— Texto fornecido —
Mulheres, conhecem o “me time”? Ed. 629.

ME TIME PARA AS MULHERES | ED. 629

MULHERES, CONHECEM O “ME TIME”? EM MARÇO, MULHERES QUEREM DESCANSO, APOIO E DIVERSÃO

POR REDAÇÃO

Entre trabalho, casa, filhos, burocracias e a pressão constante de dar conta de tudo, muitas mulheres acabam vivendo em modo de alerta permanente. O me time (tempo para mim), expressão para um tempo reservado a si mesma, não é sobre egoísmo nem sobre fugir das responsabilidades. É sobre criar pausas reais para recuperar energia mental, regular emoções e reencontrar prazer no cotidiano. 

Em artigos voltados ao bem-estar psicológico, a psicoterapeuta e professora Kristen Lee afirma que autocuidado não é superficial nem se resume a indulgências pontuais. Trata-se de preservar a saúde mental e sustentar a capacidade de funcionar bem ao longo do tempo, especialmente em contextos de alta exigência emocional. Em um cenário em que o cansaço virou rotina, reservar tempo para si deixa de ser luxo e passa a ser estratégia de sobrevivência psíquica.

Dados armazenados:
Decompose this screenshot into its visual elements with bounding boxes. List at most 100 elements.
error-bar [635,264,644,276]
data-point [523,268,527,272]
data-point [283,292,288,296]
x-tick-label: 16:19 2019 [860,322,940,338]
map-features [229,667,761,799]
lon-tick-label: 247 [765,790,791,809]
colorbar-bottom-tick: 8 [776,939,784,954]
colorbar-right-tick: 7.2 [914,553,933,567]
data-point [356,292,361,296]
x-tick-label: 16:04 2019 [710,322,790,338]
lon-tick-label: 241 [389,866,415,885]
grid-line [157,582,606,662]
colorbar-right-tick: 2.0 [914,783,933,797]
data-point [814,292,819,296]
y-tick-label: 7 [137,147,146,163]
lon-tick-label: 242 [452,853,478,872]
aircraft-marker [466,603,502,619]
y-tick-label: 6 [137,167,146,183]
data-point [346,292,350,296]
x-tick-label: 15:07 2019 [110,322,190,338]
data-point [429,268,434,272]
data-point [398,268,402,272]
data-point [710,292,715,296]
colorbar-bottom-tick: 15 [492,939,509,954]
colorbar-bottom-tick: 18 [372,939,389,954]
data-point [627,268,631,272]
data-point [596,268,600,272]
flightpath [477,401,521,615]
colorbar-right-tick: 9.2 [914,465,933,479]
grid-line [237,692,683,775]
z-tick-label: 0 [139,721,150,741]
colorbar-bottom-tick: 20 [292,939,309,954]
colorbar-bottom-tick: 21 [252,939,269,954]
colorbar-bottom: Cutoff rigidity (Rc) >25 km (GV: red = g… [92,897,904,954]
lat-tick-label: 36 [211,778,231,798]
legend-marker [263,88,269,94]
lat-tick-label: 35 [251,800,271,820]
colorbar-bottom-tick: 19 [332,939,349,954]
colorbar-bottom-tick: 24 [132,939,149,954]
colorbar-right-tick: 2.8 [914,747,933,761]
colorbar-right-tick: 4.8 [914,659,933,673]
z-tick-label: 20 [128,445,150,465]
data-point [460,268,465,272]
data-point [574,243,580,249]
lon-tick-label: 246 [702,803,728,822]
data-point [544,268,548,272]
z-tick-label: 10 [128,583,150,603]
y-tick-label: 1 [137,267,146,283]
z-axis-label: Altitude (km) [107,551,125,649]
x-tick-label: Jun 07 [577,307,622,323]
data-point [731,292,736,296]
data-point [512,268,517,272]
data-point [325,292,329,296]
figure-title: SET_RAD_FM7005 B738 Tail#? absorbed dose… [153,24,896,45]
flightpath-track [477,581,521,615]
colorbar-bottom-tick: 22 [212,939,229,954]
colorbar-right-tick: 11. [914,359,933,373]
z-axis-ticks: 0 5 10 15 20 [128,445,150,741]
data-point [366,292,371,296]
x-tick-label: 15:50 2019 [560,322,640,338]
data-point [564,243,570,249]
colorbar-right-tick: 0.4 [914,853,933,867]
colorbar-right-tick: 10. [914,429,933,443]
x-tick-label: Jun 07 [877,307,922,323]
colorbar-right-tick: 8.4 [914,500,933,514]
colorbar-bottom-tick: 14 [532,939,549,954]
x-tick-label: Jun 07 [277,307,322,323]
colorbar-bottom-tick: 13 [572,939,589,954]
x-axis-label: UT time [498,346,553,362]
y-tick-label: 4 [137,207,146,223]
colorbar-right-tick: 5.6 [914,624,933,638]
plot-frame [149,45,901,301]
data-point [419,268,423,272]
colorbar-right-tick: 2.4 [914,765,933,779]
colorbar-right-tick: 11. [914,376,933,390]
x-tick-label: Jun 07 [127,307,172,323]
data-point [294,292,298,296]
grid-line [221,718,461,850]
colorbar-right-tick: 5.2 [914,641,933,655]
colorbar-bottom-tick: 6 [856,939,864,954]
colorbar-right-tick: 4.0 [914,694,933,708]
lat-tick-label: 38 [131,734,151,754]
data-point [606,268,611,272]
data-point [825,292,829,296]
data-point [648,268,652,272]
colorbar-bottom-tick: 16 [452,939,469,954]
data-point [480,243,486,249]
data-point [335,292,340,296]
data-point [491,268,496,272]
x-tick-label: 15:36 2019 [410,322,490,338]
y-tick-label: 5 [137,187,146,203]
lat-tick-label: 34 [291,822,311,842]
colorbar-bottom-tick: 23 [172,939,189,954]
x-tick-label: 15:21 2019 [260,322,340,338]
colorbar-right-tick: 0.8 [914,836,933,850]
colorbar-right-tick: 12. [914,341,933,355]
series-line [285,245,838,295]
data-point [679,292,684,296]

— Instruções do exercício —
[1] Indique se cada afirmação concorda com o texto sobre o me time, respondendo sim ou não e citando literalmente as palavras do texto que o comprovam: (a) o me time é apresentado como uma forma de egoísmo; (b) Kristen Lee é identificada como psicoterapeuta e professora; (c) reservar tempo para si passa a ser estratégia de sobrevivência psíquica.
[2] Transcreva do texto sobre o me time o trecho que se inicia nas palavras “Entre trabalho, casa, filhos, burocracias” e termina após as palavras “de sobrevivência psíquica.”.
O material não tem qualquer relevância para esta atividade.

— Respostas por tarefa —
[1]
(a) Não: “não é sobre egoísmo nem sobre fugir das responsabilidades”.
(b) Sim: “a psicoterapeuta e professora Kristen Lee”.
(c) Sim: “reservar tempo para si deixa de ser luxo e passa a ser estratégia de sobrevivência psíquica”.

[2]
Entre trabalho, casa, filhos, burocracias e a pressão constante de dar conta de tudo, muitas mulheres acabam vivendo em modo de alerta permanente. O me time (tempo para mim), expressão para um tempo reservado a si mesma, não é sobre egoísmo nem sobre fugir das responsabilidades. É sobre criar pausas reais para recuperar energia mental, regular emoções e reencontrar prazer no cotidiano. 

Em artigos voltados ao bem-estar psicológico, a psicoterapeuta e professora Kristen Lee afirma que autocuidado não é superficial nem se resume a indulgências pontuais. Trata-se de preservar a saúde mental e sustentar a capacidade de funcionar bem ao longo do tempo, especialmente em contextos de alta exigência emocional. Em um cenário em que o cansaço virou rotina, reservar tempo para si deixa de ser luxo e passa a ser estratégia de sobrevivência psíquica.